| Task goal |
Where a line holds the word "JSON", copy that line.

| Figure content listings |
------------------------------
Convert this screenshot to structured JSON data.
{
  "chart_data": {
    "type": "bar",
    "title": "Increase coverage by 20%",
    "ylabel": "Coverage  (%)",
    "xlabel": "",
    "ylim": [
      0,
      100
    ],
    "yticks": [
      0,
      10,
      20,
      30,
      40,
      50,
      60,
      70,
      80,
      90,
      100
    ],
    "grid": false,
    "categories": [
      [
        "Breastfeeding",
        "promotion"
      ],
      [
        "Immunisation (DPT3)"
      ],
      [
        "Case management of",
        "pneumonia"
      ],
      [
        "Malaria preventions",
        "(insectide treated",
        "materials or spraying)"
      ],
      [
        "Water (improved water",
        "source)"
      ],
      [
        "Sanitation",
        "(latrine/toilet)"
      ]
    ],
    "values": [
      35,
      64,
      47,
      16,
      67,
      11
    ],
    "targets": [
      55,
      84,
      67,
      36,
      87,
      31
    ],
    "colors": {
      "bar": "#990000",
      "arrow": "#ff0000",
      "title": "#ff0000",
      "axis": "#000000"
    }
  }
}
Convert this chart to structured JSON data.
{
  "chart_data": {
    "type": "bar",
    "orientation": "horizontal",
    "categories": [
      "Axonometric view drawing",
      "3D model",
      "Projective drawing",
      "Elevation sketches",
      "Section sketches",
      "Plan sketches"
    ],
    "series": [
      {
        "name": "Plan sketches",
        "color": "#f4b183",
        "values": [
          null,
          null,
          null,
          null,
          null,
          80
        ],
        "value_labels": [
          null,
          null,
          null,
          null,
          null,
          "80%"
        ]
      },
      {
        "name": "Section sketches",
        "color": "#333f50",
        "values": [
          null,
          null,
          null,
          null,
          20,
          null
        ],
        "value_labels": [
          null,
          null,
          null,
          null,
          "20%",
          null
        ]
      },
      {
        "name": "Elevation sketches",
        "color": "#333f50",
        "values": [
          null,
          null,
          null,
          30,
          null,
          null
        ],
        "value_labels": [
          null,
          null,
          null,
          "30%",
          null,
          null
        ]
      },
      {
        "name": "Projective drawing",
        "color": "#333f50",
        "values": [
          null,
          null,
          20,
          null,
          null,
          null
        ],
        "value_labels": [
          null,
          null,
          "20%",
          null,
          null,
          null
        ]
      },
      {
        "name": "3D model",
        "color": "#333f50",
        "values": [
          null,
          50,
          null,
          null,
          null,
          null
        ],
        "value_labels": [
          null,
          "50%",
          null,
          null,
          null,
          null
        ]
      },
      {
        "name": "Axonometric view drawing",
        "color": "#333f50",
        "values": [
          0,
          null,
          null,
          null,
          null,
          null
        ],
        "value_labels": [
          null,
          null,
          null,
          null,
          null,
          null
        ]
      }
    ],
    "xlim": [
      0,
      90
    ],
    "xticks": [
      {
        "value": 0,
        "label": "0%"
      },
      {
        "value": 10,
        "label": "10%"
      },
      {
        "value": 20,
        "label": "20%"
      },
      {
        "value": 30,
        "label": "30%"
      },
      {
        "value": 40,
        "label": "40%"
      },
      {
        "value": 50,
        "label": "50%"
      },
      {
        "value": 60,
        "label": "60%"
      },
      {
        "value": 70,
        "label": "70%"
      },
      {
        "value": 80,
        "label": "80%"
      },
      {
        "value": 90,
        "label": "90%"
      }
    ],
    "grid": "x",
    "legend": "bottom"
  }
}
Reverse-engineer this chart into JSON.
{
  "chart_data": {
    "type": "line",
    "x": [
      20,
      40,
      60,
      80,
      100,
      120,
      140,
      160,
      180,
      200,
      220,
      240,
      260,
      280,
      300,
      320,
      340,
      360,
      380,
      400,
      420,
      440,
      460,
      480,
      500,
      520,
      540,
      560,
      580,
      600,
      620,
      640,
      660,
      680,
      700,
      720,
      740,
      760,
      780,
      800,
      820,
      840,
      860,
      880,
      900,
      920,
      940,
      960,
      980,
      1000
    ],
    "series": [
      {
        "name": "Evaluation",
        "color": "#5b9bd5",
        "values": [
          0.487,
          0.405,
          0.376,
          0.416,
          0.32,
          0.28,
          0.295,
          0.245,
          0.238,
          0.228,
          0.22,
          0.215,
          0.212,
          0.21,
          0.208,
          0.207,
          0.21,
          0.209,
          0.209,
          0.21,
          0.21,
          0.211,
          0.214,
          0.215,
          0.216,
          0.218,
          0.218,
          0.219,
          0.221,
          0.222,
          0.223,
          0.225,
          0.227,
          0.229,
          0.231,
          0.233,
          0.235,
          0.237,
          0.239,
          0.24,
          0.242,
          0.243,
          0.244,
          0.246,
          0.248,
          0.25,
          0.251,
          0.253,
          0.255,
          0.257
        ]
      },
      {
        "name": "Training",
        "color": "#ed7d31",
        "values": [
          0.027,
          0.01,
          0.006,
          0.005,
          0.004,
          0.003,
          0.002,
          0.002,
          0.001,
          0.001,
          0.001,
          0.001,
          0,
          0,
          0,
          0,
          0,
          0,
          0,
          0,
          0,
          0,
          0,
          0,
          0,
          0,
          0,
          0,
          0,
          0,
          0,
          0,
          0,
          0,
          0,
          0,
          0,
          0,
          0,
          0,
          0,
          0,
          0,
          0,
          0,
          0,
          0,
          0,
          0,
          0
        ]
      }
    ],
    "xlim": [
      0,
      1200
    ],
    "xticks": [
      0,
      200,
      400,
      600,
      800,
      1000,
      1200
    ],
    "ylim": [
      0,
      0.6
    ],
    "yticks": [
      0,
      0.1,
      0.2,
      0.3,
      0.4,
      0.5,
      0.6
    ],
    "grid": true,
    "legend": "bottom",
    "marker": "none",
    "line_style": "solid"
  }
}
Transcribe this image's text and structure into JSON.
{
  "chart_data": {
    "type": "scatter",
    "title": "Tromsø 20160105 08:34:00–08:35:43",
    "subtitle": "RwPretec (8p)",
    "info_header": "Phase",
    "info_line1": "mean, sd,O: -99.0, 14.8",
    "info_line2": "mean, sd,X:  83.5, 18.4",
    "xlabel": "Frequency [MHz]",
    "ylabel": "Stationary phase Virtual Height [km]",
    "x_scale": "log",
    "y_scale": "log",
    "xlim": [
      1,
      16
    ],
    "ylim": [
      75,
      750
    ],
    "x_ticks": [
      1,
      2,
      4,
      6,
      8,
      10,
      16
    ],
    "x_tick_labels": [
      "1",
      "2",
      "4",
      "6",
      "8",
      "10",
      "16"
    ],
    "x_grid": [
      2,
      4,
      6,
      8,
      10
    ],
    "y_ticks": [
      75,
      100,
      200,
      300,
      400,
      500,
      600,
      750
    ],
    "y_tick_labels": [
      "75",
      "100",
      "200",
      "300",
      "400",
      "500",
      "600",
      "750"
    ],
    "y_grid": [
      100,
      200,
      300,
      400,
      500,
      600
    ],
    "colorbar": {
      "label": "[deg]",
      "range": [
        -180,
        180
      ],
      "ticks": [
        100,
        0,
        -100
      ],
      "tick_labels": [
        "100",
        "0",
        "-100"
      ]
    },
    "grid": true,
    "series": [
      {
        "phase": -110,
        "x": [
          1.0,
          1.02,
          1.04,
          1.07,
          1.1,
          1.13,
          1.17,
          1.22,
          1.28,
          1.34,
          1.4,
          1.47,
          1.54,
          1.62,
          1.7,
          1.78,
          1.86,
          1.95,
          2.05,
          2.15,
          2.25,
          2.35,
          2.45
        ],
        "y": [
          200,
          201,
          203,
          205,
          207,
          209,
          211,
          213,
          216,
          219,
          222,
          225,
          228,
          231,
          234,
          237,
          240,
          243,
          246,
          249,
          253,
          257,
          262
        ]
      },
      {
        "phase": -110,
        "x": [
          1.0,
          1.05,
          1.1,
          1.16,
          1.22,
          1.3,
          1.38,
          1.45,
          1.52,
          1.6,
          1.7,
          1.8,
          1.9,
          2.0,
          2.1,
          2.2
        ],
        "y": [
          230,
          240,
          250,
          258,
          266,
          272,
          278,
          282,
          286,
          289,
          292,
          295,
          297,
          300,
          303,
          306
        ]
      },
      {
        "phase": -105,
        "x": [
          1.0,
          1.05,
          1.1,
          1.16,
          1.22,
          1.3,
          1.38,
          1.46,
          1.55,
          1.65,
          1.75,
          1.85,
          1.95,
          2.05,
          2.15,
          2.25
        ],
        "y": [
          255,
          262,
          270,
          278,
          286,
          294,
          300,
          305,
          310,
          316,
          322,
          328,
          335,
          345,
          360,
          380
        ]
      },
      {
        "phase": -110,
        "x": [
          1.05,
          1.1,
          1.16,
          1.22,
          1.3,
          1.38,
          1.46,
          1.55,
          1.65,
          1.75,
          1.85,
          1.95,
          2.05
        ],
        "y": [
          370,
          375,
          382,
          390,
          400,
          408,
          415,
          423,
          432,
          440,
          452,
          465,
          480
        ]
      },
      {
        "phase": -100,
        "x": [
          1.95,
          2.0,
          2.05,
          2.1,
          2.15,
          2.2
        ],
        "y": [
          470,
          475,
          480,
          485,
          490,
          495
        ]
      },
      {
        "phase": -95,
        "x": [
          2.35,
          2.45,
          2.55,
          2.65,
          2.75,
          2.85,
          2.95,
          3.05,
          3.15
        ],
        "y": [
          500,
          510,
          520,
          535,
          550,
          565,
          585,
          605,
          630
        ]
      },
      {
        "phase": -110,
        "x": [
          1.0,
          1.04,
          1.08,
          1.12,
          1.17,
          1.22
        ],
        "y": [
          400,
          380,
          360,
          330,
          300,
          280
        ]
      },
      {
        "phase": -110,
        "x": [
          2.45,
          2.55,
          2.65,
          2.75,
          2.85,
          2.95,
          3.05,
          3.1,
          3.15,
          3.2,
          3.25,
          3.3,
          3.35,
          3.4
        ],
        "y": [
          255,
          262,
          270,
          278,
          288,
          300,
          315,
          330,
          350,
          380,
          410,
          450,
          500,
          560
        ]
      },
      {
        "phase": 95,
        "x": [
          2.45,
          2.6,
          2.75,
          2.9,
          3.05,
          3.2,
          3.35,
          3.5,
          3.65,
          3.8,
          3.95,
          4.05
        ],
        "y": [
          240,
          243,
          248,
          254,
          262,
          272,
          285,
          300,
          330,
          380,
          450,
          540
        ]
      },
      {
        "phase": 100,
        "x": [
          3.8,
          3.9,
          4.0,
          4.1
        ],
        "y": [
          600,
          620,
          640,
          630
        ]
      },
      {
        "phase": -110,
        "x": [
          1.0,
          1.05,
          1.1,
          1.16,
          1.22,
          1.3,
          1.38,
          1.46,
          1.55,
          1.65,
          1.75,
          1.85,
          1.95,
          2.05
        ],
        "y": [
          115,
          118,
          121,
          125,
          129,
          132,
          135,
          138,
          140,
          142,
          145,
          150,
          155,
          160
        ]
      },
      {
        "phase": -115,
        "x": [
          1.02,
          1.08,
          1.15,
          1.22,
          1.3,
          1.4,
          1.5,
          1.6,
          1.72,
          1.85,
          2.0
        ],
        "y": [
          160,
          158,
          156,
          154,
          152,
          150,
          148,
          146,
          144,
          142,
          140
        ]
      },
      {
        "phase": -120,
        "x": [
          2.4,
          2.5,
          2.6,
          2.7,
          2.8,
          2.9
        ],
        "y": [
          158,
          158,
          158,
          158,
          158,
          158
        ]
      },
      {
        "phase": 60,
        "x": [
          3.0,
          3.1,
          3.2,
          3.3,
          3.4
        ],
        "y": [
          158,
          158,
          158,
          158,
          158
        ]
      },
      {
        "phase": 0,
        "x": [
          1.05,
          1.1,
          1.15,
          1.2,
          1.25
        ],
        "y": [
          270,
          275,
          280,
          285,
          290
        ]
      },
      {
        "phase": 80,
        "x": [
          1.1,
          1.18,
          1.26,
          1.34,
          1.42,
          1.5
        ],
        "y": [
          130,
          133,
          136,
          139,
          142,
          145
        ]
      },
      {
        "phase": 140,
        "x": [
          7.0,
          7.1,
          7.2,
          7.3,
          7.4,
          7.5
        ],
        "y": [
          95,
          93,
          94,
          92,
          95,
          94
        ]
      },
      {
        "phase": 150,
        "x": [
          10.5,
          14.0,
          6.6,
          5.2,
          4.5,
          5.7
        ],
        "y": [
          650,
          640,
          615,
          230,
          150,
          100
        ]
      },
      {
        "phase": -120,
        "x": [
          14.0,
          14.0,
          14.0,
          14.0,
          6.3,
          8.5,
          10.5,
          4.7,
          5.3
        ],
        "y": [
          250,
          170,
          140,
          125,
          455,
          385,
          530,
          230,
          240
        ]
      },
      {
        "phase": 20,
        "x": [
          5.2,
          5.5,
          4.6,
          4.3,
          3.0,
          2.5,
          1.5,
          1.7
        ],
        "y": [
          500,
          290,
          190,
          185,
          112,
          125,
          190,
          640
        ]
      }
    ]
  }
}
------------------------------
| Worked solution |
Convert this screenshot to structured JSON data.
Convert this chart to structured JSON data.
Reverse-engineer this chart into JSON.
Transcribe this image's text and structure into JSON.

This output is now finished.